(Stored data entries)
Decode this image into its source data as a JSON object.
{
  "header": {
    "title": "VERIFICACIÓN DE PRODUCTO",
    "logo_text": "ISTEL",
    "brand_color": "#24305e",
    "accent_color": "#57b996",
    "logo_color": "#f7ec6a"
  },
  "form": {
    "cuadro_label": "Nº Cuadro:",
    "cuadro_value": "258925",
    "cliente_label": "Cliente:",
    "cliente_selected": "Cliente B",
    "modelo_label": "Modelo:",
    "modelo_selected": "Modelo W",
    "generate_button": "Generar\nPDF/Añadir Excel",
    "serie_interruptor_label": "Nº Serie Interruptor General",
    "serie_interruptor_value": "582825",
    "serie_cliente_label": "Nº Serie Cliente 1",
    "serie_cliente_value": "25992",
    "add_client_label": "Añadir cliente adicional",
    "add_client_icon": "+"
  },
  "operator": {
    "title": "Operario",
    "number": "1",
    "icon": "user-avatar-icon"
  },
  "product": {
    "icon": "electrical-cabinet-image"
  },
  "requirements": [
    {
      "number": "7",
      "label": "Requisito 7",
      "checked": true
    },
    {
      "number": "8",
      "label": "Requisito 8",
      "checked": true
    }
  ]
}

What needs to be done: Set down all of the data above, word for word.

Exercise output:
Decode this image into its source data as a JSON object.
{
  "header": {
    "title": "VERIFICACIÓN DE PRODUCTO",
    "logo_text": "ISTEL",
    "brand_color": "#24305e",
    "accent_color": "#57b996",
    "logo_color": "#f7ec6a"
  },
  "form": {
    "cuadro_label": "Nº Cuadro:",
    "cuadro_value": "258925",
    "cliente_label": "Cliente:",
    "cliente_selected": "Cliente B",
    "modelo_label": "Modelo:",
    "modelo_selected": "Modelo W",
    "generate_button": "Generar\nPDF/Añadir Excel",
    "serie_interruptor_label": "Nº Serie Interruptor General",
    "serie_interruptor_value": "582825",
    "serie_cliente_label": "Nº Serie Cliente 1",
    "serie_cliente_value": "25992",
    "add_client_label": "Añadir cliente adicional",
    "add_client_icon": "+"
  },
  "operator": {
    "title": "Operario",
    "number": "1",
    "icon": "user-avatar-icon"
  },
  "product": {
    "icon": "electrical-cabinet-image"
  },
  "requirements": [
    {
      "number": "7",
      "label": "Requisito 7",
      "checked": true
    },
    {
      "number": "8",
      "label": "Requisito 8",
      "checked": true
    }
  ]
}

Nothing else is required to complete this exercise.